(SET EXERCISE) Keep the wording of each record exactly the same when you repeat it, and leave out pictures.

========

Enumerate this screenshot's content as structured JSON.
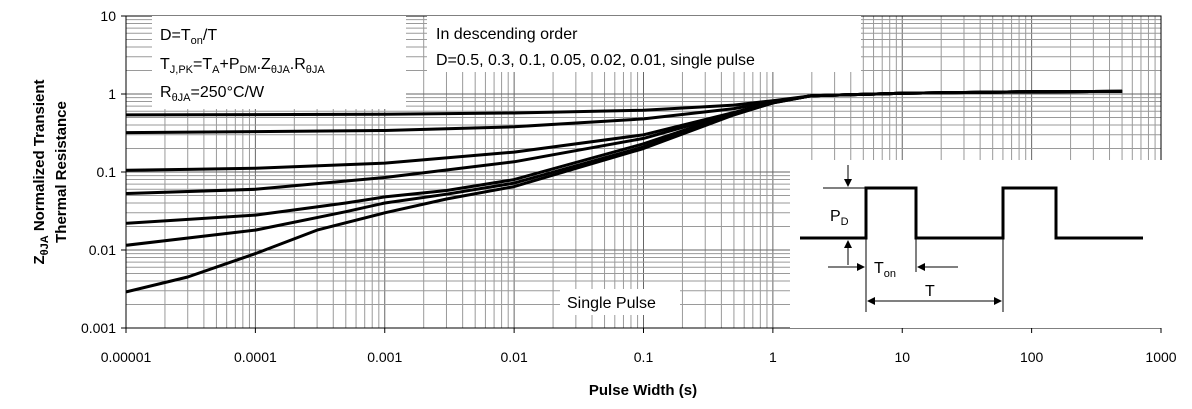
{
  "chart_data": {
    "type": "line",
    "xscale": "log",
    "yscale": "log",
    "xlim": [
      1e-05,
      1000
    ],
    "ylim": [
      0.001,
      10
    ],
    "grid": true,
    "xlabel": "Pulse Width (s)",
    "ylabel_line1": "Z",
    "ylabel_sub": "θJA",
    "ylabel_line1_rest": " Normalized Transient",
    "ylabel_line2": "Thermal Resistance",
    "x_tick_labels": [
      "0.00001",
      "0.0001",
      "0.001",
      "0.01",
      "0.1",
      "1",
      "10",
      "100",
      "1000"
    ],
    "y_tick_labels": [
      "0.001",
      "0.01",
      "0.1",
      "1",
      "10"
    ],
    "annotations": {
      "box1_line1": {
        "a": "D=T",
        "sub": "on",
        "b": "/T"
      },
      "box1_line2": {
        "parts": [
          {
            "t": "T",
            "sub": false
          },
          {
            "t": "J,PK",
            "sub": true
          },
          {
            "t": "=T",
            "sub": false
          },
          {
            "t": "A",
            "sub": true
          },
          {
            "t": "+P",
            "sub": false
          },
          {
            "t": "DM",
            "sub": true
          },
          {
            "t": ".Z",
            "sub": false
          },
          {
            "t": "θJA",
            "sub": true
          },
          {
            "t": ".R",
            "sub": false
          },
          {
            "t": "θJA",
            "sub": true
          }
        ]
      },
      "box1_line3": {
        "a": "R",
        "sub": "θJA",
        "b": "=250°C/W"
      },
      "box2_line1": "In descending order",
      "box2_line2": "D=0.5, 0.3, 0.1, 0.05, 0.02, 0.01, single pulse",
      "single_pulse_label": "Single Pulse",
      "inset_pd": {
        "a": "P",
        "sub": "D"
      },
      "inset_ton": {
        "a": "T",
        "sub": "on"
      },
      "inset_t": "T"
    },
    "series": [
      {
        "x": [
          1e-05,
          0.0001,
          0.001,
          0.01,
          0.1,
          0.5,
          1,
          2,
          10,
          100,
          500
        ],
        "y": [
          0.54,
          0.545,
          0.55,
          0.57,
          0.62,
          0.72,
          0.82,
          0.95,
          1.02,
          1.07,
          1.08
        ]
      },
      {
        "x": [
          1e-05,
          0.0001,
          0.001,
          0.01,
          0.1,
          0.5,
          1,
          2,
          10,
          100,
          500
        ],
        "y": [
          0.32,
          0.33,
          0.34,
          0.38,
          0.48,
          0.65,
          0.8,
          0.95,
          1.02,
          1.07,
          1.08
        ]
      },
      {
        "x": [
          1e-05,
          3e-05,
          0.0001,
          0.001,
          0.01,
          0.1,
          0.5,
          1,
          2,
          10,
          100,
          500
        ],
        "y": [
          0.105,
          0.108,
          0.112,
          0.13,
          0.18,
          0.3,
          0.58,
          0.78,
          0.95,
          1.02,
          1.07,
          1.08
        ]
      },
      {
        "x": [
          1e-05,
          0.0001,
          0.001,
          0.01,
          0.1,
          0.5,
          1,
          2,
          10,
          100,
          500
        ],
        "y": [
          0.053,
          0.06,
          0.085,
          0.135,
          0.27,
          0.57,
          0.78,
          0.95,
          1.02,
          1.07,
          1.08
        ]
      },
      {
        "x": [
          1e-05,
          0.0001,
          0.0005,
          0.001,
          0.003,
          0.01,
          0.1,
          0.5,
          1,
          2,
          10,
          100,
          500
        ],
        "y": [
          0.022,
          0.028,
          0.04,
          0.048,
          0.058,
          0.08,
          0.23,
          0.56,
          0.78,
          0.95,
          1.02,
          1.07,
          1.08
        ]
      },
      {
        "x": [
          1e-05,
          0.0001,
          0.0005,
          0.001,
          0.003,
          0.01,
          0.1,
          0.5,
          1,
          2,
          10,
          100,
          500
        ],
        "y": [
          0.0115,
          0.018,
          0.031,
          0.04,
          0.052,
          0.072,
          0.21,
          0.55,
          0.77,
          0.95,
          1.02,
          1.07,
          1.08
        ]
      },
      {
        "x": [
          1e-05,
          3e-05,
          0.0001,
          0.0003,
          0.001,
          0.003,
          0.01,
          0.1,
          0.5,
          1,
          2,
          10,
          100,
          500
        ],
        "y": [
          0.0029,
          0.0045,
          0.009,
          0.018,
          0.03,
          0.045,
          0.065,
          0.2,
          0.54,
          0.77,
          0.95,
          1.02,
          1.07,
          1.08
        ]
      }
    ]
  }
}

========

(WRITTEN REPLY)
Enumerate this screenshot's content as structured JSON.
{
  "chart_data": {
    "type": "line",
    "xscale": "log",
    "yscale": "log",
    "xlim": [
      1e-05,
      1000
    ],
    "ylim": [
      0.001,
      10
    ],
    "grid": true,
    "xlabel": "Pulse Width (s)",
    "ylabel_line1": "Z",
    "ylabel_sub": "θJA",
    "ylabel_line1_rest": " Normalized Transient",
    "ylabel_line2": "Thermal Resistance",
    "x_tick_labels": [
      "0.00001",
      "0.0001",
      "0.001",
      "0.01",
      "0.1",
      "1",
      "10",
      "100",
      "1000"
    ],
    "y_tick_labels": [
      "0.001",
      "0.01",
      "0.1",
      "1",
      "10"
    ],
    "annotations": {
      "box1_line1": {
        "a": "D=T",
        "sub": "on",
        "b": "/T"
      },
      "box1_line2": {
        "parts": [
          {
            "t": "T",
            "sub": false
          },
          {
            "t": "J,PK",
            "sub": true
          },
          {
            "t": "=T",
            "sub": false
          },
          {
            "t": "A",
            "sub": true
          },
          {
            "t": "+P",
            "sub": false
          },
          {
            "t": "DM",
            "sub": true
          },
          {
            "t": ".Z",
            "sub": false
          },
          {
            "t": "θJA",
            "sub": true
          },
          {
            "t": ".R",
            "sub": false
          },
          {
            "t": "θJA",
            "sub": true
          }
        ]
      },
      "box1_line3": {
        "a": "R",
        "sub": "θJA",
        "b": "=250°C/W"
      },
      "box2_line1": "In descending order",
      "box2_line2": "D=0.5, 0.3, 0.1, 0.05, 0.02, 0.01, single pulse",
      "single_pulse_label": "Single Pulse",
      "inset_pd": {
        "a": "P",
        "sub": "D"
      },
      "inset_ton": {
        "a": "T",
        "sub": "on"
      },
      "inset_t": "T"
    },
    "series": [
      {
        "x": [
          1e-05,
          0.0001,
          0.001,
          0.01,
          0.1,
          0.5,
          1,
          2,
          10,
          100,
          500
        ],
        "y": [
          0.54,
          0.545,
          0.55,
          0.57,
          0.62,
          0.72,
          0.82,
          0.95,
          1.02,
          1.07,
          1.08
        ]
      },
      {
        "x": [
          1e-05,
          0.0001,
          0.001,
          0.01,
          0.1,
          0.5,
          1,
          2,
          10,
          100,
          500
        ],
        "y": [
          0.32,
          0.33,
          0.34,
          0.38,
          0.48,
          0.65,
          0.8,
          0.95,
          1.02,
          1.07,
          1.08
        ]
      },
      {
        "x": [
          1e-05,
          3e-05,
          0.0001,
          0.001,
          0.01,
          0.1,
          0.5,
          1,
          2,
          10,
          100,
          500
        ],
        "y": [
          0.105,
          0.108,
          0.112,
          0.13,
          0.18,
          0.3,
          0.58,
          0.78,
          0.95,
          1.02,
          1.07,
          1.08
        ]
      },
      {
        "x": [
          1e-05,
          0.0001,
          0.001,
          0.01,
          0.1,
          0.5,
          1,
          2,
          10,
          100,
          500
        ],
        "y": [
          0.053,
          0.06,
          0.085,
          0.135,
          0.27,
          0.57,
          0.78,
          0.95,
          1.02,
          1.07,
          1.08
        ]
      },
      {
        "x": [
          1e-05,
          0.0001,
          0.0005,
          0.001,
          0.003,
          0.01,
          0.1,
          0.5,
          1,
          2,
          10,
          100,
          500
        ],
        "y": [
          0.022,
          0.028,
          0.04,
          0.048,
          0.058,
          0.08,
          0.23,
          0.56,
          0.78,
          0.95,
          1.02,
          1.07,
          1.08
        ]
      },
      {
        "x": [
          1e-05,
          0.0001,
          0.0005,
          0.001,
          0.003,
          0.01,
          0.1,
          0.5,
          1,
          2,
          10,
          100,
          500
        ],
        "y": [
          0.0115,
          0.018,
          0.031,
          0.04,
          0.052,
          0.072,
          0.21,
          0.55,
          0.77,
          0.95,
          1.02,
          1.07,
          1.08
        ]
      },
      {
        "x": [
          1e-05,
          3e-05,
          0.0001,
          0.0003,
          0.001,
          0.003,
          0.01,
          0.1,
          0.5,
          1,
          2,
          10,
          100,
          500
        ],
        "y": [
          0.0029,
          0.0045,
          0.009,
          0.018,
          0.03,
          0.045,
          0.065,
          0.2,
          0.54,
          0.77,
          0.95,
          1.02,
          1.07,
          1.08
        ]
      }
    ]
  }
}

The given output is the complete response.